**Excerpt provided**.
>> START
Patch to core for RFC: Sparse Domain Isolation for Supporting Large-scale Sparse Weights #41371

rhdong · 2020-07-14T09:17:49Z

This is a patch to core for RFC: Sparse Domain Isolation for Supporting large-scale Sparse Weight
Please visit tensorflow/community#237

rhdong · 2020-07-14T13:21:36Z

@yuefengz @tanzhenyu @byronyi @alextp Hi, this is the code patch for RFC of Sparse Domain Isolation for Supporting large-scale Sparse Weights Training , and hope you have time to help review, thank you!

wjwx

follow

FanGhost · 2020-07-15T09:44:28Z

follow

alextp · 2020-07-17T20:49:24Z

AFAICT it's possible to have the dynamic embedding ops entirely in a third-party repo, and we just need the trainable interface part of this PR to be in core TF. Is that true?

tanzhenyu · 2020-07-17T21:42:10Z

AFAICT it's possible to have the dynamic embedding ops entirely in a third-party repo, and we just need the trainable interface part of this PR to be in core TF. Is that true?

That is true -- and I have the same comments. Let's keep what needs to be changed in lookup table, and leave the rest of it in the new SIG/repo

rhdong · 2020-07-18T05:24:28Z

@alextp @tanzhenyu Yes, we need the trainable interface part of this PR to be in core especially the part of optimizer.py and TrainableWrapper which are the key to compatibility with all native optimizers without requiring extend them one by one, and I believe it's inappropriate and very difficult to be spilt them out in design considerations.

yejw5 · 2020-07-18T08:32:11Z

tensorflow/python/ops/resource_variable_ops.py

+        cached_value=cached_value)
+
+  def update_op(self):
+    return self.params.upsert(self.ids, self.read_value(False))
>> END
**Exercise instructions**.
[1] Repeat word for word the portion of the TensorFlow patch thread that begins at the words "rhdong · 2020-07-18T05:24:28Z" and ends after the words "return self.params.upsert(self.ids, self.read_value(False))".
[2] Please continue the TensorFlow patch thread from the point where it stops.

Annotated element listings
>> START
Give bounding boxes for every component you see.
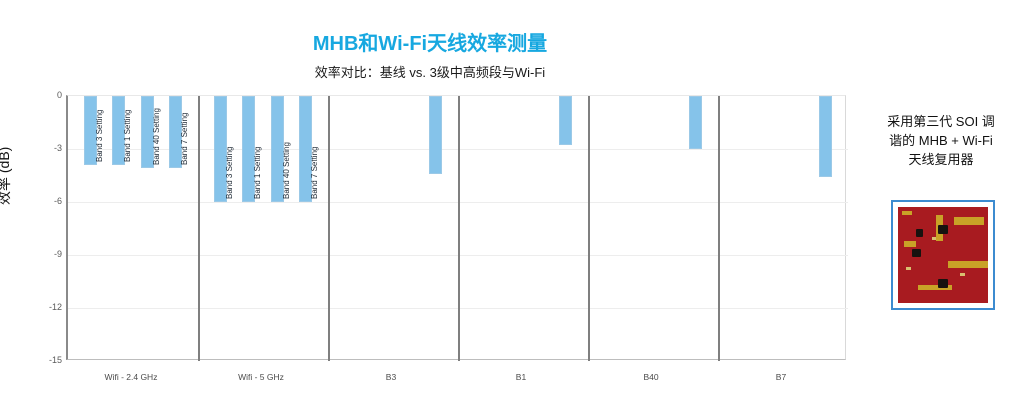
slide-canvas: MHB和Wi-Fi天线效率测量 效率对比：基线 vs. 3级中高频段与Wi-Fi… [0,0,1024,407]
bar-annotation: Band 40 Setting [282,142,291,199]
y-axis-tick-label: 0 [22,90,62,100]
bar[interactable]: Band 7 Setting [169,96,182,168]
bar[interactable]: Band 40 Setting [271,96,284,202]
y-axis-ticks: 0-3-6-9-12-15 [18,95,62,360]
pcb-photo-frame [891,200,995,310]
bar-group [588,96,718,361]
page-subtitle: 效率对比：基线 vs. 3级中高频段与Wi-Fi [0,62,860,81]
x-axis-tick-label: B7 [716,372,846,382]
pcb-photo [898,207,988,303]
panel-caption-line-2: 谐的 MHB + Wi-Fi [858,131,1024,150]
x-axis-tick-label: B3 [326,372,456,382]
y-axis-tick-label: -12 [22,302,62,312]
bar-annotation: Band 40 Setting [152,108,161,165]
bar[interactable] [429,96,442,174]
bar[interactable]: Band 7 Setting [299,96,312,202]
bar-annotation: Band 1 Setting [123,109,132,161]
y-axis-tick-label: -6 [22,196,62,206]
bar[interactable]: Band 1 Setting [242,96,255,202]
bar[interactable]: Band 3 Setting [84,96,97,165]
bar[interactable] [689,96,702,149]
x-axis-tick-label: B40 [586,372,716,382]
x-axis-tick-label: Wifi - 2.4 GHz [66,372,196,382]
plot-frame: Band 3 SettingBand 1 SettingBand 40 Sett… [66,95,846,360]
bar[interactable] [819,96,832,177]
bar-group: Band 3 SettingBand 1 SettingBand 40 Sett… [198,96,328,361]
bar-annotation: Band 3 Setting [95,109,104,161]
bar-annotation: Band 3 Setting [225,147,234,199]
chart-plot-area: Band 3 SettingBand 1 SettingBand 40 Sett… [66,95,846,360]
bar[interactable]: Band 40 Setting [141,96,154,168]
bar-annotation: Band 7 Setting [310,147,319,199]
x-axis-tick-label: B1 [456,372,586,382]
bar[interactable]: Band 1 Setting [112,96,125,165]
page-title: MHB和Wi-Fi天线效率测量 [0,27,860,56]
panel-caption-line-1: 采用第三代 SOI 调 [858,112,1024,131]
bar-group [458,96,588,361]
bar[interactable] [559,96,572,145]
bar-annotation: Band 1 Setting [253,147,262,199]
bar-group [718,96,848,361]
panel-caption: 采用第三代 SOI 调 谐的 MHB + Wi-Fi 天线复用器 [858,112,1024,169]
bar-group: Band 3 SettingBand 1 SettingBand 40 Sett… [68,96,198,361]
x-axis-tick-label: Wifi - 5 GHz [196,372,326,382]
y-axis-tick-label: -15 [22,355,62,365]
panel-caption-line-3: 天线复用器 [858,150,1024,169]
bar-group [328,96,458,361]
bar[interactable]: Band 3 Setting [214,96,227,202]
x-axis-labels: Wifi - 2.4 GHzWifi - 5 GHzB3B1B40B7 [66,372,846,388]
y-axis-label: 效率 (dB) [0,147,14,205]
bar-annotation: Band 7 Setting [180,113,189,165]
y-axis-tick-label: -3 [22,143,62,153]
y-axis-tick-label: -9 [22,249,62,259]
>> END
**Expected responses**.
[1]
rhdong · 2020-07-18T05:24:28Z

@alextp @tanzhenyu Yes, we need the trainable interface part of this PR to be in core especially the part of optimizer.py and TrainableWrapper which are the key to compatibility with all native optimizers without requiring extend them one by one, and I believe it's inappropriate and very difficult to be spilt them out in design considerations.

yejw5 · 2020-07-18T08:32:11Z

tensorflow/python/ops/resource_variable_ops.py

+        cached_value=cached_value)
+
+  def update_op(self):
+    return self.params.upsert(self.ids, self.read_value(False))

[2]
If multi workers update the same embeddings, only one update will take effect? Or maybe one worker read the embeddings for training, and return grad with a long time delay, the pre-trained embeddings may be covered by this update?

If multi workers update the same embeddings, only one update will take effect? Or maybe one worker read the embeddings for training, and return grad with a long time delay, the pre-trained embeddings may be covered by this update?

Good question. That's a common problem in asynchronous training. To fix that we read again (from hash tables) when applying gradients to variables and slots: here

And another question, does this support synchronous training?

And another question, does this support synchronous training?

Yes, The RFC is compatible with all distributed strategy of TensorFlow, not only PS-Worker mode.

How will the local variable on each replicas sync with each other and push the gradients to lookup hash table in terms of synchronous training?
Plus, as one more time of I/O has been introduced due to local variables, will it cause training speed degradation?

How will the local variable on each replicas sync with each other and push the gradients to lookup hash table in terms of synchronous training?
Plus, as one more time of I/O has been introduced due to local variables, will it cause training speed degradation?

AFAICT, the strategy you mentioned is hybrid-parallelism, this paper maybe helpful : https://arxiv.org/abs/1909.04823

evanzhen · 2020-07-21T04:30:27Z

Is there any corresponding patch in TF-Serving ? How to deal with the problem of huge memory used by hash table on a single machine ?

byronyi · 2020-07-21T05:29:38Z

@lilao might have better ideas on this for TF Serving.

Is there any corresponding patch in TF-Serving ? How to deal with the problem of huge memory used by hash table on a single machine ?

fff-2013 · 2020-08-18T13:42:49Z

This feature will be helpful for our recommend system, hope to use as soon as possible, follow.

google-cla · 2020-10-22T01:10:09Z

All (the pull request submitter and all commit authors) CLAs are signed, but one or more commits were authored or co-authored by someone other than the pull request submitter.

We need to confirm that all authors are ok with their commits being contributed to this project. Please have them confirm that by leaving a comment that contains only @googlebot I consent. in this pull request.

Note to project maintainer: There may be cases where the author cannot leave a comment, or the comment is not properly detected as consent. In those cases, you can manually confirm consent of the commit author(s), and set the cla label to yes (if enabled on your project).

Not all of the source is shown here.